▶ [WHAT IS BEING ASKED]
Check every line of the entries that follow, and copy the ones containing "solicitud".

▶ [DATA SHOWN]
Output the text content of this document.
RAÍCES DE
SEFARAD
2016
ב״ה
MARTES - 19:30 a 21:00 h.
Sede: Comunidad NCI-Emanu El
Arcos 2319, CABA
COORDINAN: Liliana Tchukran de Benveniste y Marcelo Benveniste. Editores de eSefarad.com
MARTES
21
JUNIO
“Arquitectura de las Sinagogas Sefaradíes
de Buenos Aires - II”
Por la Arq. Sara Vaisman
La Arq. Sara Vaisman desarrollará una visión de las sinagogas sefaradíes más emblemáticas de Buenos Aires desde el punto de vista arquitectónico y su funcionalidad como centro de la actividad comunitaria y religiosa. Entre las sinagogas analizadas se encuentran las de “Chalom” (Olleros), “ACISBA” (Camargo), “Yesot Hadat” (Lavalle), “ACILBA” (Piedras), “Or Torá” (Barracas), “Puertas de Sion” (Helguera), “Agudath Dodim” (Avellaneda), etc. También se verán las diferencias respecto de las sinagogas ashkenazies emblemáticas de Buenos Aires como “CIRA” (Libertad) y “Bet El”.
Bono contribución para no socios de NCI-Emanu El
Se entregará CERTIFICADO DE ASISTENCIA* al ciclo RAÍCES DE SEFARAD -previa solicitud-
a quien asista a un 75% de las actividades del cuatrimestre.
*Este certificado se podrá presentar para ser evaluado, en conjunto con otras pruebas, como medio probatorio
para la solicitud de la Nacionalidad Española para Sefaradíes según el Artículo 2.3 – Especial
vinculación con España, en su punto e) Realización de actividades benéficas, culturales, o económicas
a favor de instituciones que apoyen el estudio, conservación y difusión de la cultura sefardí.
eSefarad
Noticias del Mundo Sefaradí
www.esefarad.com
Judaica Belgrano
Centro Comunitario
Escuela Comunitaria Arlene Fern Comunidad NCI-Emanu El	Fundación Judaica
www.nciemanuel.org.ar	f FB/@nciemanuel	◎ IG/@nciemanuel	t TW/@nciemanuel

▶ [EXPECTED ANSWER]
Se entregará CERTIFICADO DE ASISTENCIA* al ciclo RAÍCES DE SEFARAD -previa solicitud-
para la solicitud de la Nacionalidad Española para Sefaradíes según el Artículo 2.3 – Especial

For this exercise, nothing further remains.